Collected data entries
═══
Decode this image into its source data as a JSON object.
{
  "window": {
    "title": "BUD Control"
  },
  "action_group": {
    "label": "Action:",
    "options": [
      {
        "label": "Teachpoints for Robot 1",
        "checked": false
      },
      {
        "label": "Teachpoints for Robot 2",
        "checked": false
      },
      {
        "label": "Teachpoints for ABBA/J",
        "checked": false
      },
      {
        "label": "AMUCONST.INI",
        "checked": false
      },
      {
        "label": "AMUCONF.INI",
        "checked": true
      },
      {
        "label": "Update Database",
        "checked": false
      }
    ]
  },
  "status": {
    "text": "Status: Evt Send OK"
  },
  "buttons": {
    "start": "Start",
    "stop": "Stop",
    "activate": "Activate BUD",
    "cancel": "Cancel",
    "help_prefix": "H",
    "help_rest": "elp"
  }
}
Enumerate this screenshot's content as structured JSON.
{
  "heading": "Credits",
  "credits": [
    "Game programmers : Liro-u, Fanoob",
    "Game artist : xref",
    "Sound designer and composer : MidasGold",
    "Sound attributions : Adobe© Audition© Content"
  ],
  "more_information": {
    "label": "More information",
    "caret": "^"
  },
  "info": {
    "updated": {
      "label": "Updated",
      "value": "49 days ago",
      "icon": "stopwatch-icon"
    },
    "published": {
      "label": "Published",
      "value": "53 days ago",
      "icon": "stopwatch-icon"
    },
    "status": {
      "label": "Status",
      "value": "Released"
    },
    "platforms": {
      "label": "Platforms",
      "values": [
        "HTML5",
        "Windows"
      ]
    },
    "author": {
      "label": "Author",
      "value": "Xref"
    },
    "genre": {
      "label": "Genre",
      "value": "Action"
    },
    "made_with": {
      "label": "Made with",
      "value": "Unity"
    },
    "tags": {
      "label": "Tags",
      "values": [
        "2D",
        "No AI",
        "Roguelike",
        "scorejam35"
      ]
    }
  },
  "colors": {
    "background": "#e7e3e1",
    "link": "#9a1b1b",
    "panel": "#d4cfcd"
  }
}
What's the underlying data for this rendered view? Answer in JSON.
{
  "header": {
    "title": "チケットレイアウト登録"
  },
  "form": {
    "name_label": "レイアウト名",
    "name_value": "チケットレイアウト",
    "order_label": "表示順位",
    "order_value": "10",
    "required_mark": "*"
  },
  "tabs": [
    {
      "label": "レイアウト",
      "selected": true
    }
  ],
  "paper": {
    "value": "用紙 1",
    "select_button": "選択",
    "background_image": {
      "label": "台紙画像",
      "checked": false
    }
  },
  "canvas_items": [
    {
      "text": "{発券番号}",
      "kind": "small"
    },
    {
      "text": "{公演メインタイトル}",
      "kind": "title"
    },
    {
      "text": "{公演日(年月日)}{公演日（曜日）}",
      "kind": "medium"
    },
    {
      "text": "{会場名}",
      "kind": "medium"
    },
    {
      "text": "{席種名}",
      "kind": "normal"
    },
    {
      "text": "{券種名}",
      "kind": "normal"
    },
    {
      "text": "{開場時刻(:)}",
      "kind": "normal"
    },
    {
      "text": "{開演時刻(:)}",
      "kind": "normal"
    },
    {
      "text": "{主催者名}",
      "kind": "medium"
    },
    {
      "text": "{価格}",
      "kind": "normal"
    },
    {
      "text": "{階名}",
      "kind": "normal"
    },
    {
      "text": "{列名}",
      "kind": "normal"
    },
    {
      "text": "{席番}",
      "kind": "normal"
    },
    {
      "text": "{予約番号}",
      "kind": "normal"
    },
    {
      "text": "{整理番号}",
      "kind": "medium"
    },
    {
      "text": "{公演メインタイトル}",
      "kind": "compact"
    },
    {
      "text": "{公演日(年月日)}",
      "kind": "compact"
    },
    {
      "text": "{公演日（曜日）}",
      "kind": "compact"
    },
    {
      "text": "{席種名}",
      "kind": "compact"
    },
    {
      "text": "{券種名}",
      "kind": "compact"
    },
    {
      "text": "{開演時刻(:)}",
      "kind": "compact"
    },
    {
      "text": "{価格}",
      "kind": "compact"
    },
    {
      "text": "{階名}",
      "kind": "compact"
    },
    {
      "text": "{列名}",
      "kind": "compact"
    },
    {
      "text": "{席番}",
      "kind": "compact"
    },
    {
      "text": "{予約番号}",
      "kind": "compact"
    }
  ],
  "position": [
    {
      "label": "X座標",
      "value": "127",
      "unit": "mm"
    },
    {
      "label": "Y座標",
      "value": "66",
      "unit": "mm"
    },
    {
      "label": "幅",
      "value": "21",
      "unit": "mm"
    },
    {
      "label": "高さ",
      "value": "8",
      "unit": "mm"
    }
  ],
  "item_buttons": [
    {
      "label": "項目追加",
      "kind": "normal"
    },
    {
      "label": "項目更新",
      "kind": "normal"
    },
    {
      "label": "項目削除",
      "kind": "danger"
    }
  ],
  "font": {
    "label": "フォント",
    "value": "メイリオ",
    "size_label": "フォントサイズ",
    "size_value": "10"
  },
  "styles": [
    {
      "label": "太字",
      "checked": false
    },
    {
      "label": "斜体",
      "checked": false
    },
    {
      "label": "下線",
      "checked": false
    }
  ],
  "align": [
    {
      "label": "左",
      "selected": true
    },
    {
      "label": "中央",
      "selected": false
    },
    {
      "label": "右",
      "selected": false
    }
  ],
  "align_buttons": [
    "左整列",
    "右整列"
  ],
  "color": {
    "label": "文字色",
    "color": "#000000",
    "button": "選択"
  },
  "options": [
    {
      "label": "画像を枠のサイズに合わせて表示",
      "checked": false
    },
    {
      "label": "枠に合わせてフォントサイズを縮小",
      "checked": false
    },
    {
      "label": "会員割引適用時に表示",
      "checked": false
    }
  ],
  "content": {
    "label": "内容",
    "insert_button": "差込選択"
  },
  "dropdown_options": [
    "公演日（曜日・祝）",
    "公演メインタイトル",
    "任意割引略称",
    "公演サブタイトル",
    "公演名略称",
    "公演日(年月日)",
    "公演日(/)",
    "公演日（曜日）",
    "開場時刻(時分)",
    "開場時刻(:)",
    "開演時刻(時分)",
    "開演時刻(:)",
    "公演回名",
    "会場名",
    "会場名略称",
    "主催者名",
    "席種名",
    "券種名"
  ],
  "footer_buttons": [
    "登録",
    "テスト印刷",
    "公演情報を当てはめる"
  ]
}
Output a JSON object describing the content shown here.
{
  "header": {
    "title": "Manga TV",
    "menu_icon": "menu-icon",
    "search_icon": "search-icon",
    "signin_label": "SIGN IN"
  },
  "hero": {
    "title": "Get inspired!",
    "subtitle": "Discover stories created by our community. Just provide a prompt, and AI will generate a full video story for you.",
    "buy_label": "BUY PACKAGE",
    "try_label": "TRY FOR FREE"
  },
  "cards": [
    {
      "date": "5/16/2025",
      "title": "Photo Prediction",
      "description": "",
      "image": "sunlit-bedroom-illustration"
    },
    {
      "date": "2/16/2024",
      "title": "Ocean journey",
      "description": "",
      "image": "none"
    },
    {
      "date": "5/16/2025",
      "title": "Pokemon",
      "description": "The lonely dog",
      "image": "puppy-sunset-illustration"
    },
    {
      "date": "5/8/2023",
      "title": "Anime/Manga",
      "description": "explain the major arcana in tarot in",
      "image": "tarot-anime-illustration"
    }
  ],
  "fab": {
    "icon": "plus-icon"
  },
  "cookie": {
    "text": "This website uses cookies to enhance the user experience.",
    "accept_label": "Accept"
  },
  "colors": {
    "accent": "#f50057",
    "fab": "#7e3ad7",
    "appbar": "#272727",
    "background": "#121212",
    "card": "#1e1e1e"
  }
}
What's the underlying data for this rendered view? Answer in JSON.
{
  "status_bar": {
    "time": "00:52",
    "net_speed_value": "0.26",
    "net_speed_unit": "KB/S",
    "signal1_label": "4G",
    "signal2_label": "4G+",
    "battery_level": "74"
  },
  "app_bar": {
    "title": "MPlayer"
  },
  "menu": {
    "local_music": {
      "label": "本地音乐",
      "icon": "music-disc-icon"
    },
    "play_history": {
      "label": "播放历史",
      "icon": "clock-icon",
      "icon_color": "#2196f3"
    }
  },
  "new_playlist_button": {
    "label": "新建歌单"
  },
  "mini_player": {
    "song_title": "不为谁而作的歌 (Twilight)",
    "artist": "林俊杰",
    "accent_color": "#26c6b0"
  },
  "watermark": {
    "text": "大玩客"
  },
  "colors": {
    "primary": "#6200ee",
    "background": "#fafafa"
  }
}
═══
_PROBLEM TO SOLVE_.
Report the count of lines in the entries that contain the string "Robot", and nothing besides it.

_PROBLEM SOLUTION_.
2